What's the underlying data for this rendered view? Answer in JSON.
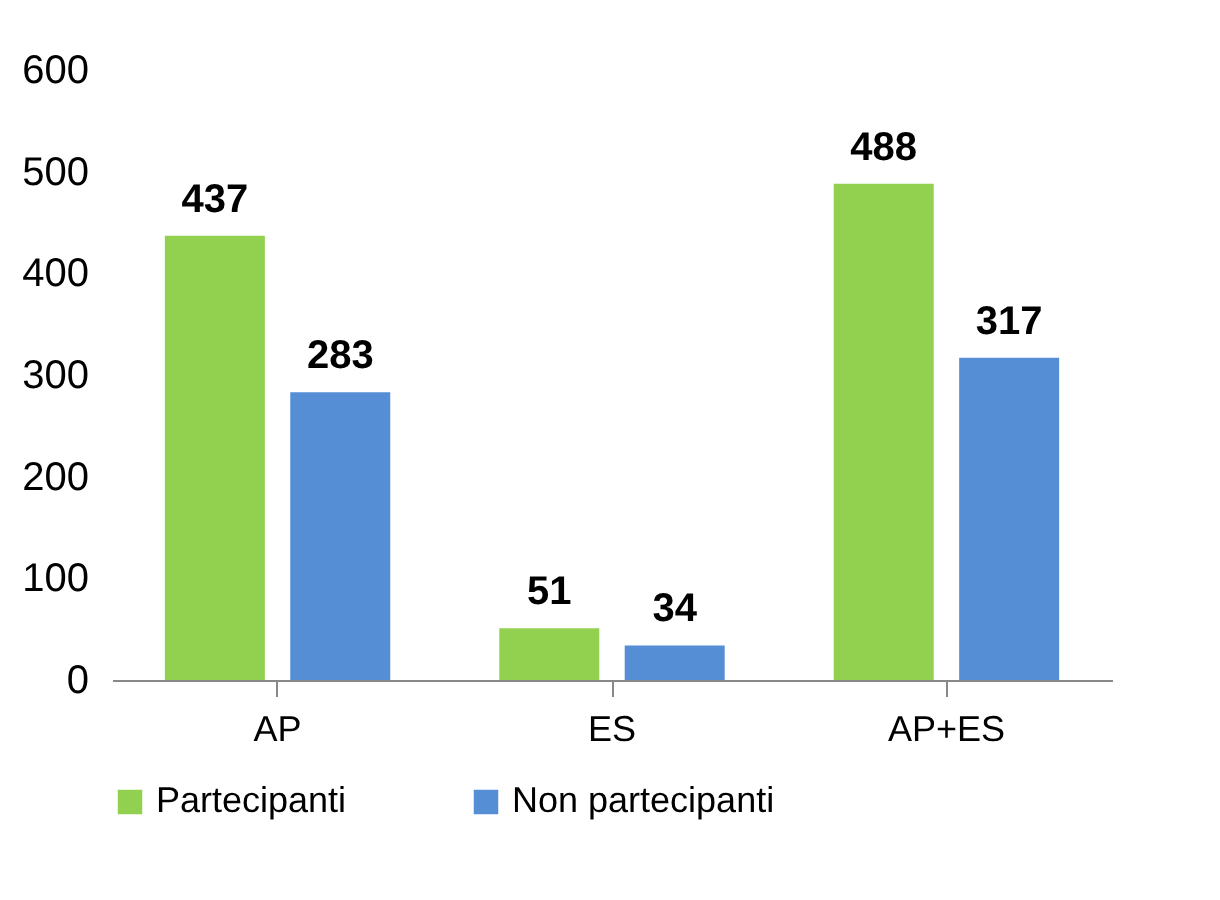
{
  "chart_data": {
    "type": "bar",
    "categories": [
      "AP",
      "ES",
      "AP+ES"
    ],
    "series": [
      {
        "name": "Partecipanti",
        "color": "#92d050",
        "values": [
          437,
          51,
          488
        ]
      },
      {
        "name": "Non partecipanti",
        "color": "#558ed5",
        "values": [
          283,
          34,
          317
        ]
      }
    ],
    "ylim": [
      0,
      600
    ],
    "yticks": [
      0,
      100,
      200,
      300,
      400,
      500,
      600
    ],
    "data_labels": true,
    "legend": "bottom",
    "grid": false
  }
}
*-*-*
### TASK REQUIREMENTS
Your job is to transcribe the entries above exactly; skip the pictures.

### RESULT OF THE EXERCISE
What's the underlying data for this rendered view? Answer in JSON.
{
  "chart_data": {
    "type": "bar",
    "categories": [
      "AP",
      "ES",
      "AP+ES"
    ],
    "series": [
      {
        "name": "Partecipanti",
        "color": "#92d050",
        "values": [
          437,
          51,
          488
        ]
      },
      {
        "name": "Non partecipanti",
        "color": "#558ed5",
        "values": [
          283,
          34,
          317
        ]
      }
    ],
    "ylim": [
      0,
      600
    ],
    "yticks": [
      0,
      100,
      200,
      300,
      400,
      500,
      600
    ],
    "data_labels": true,
    "legend": "bottom",
    "grid": false
  }
}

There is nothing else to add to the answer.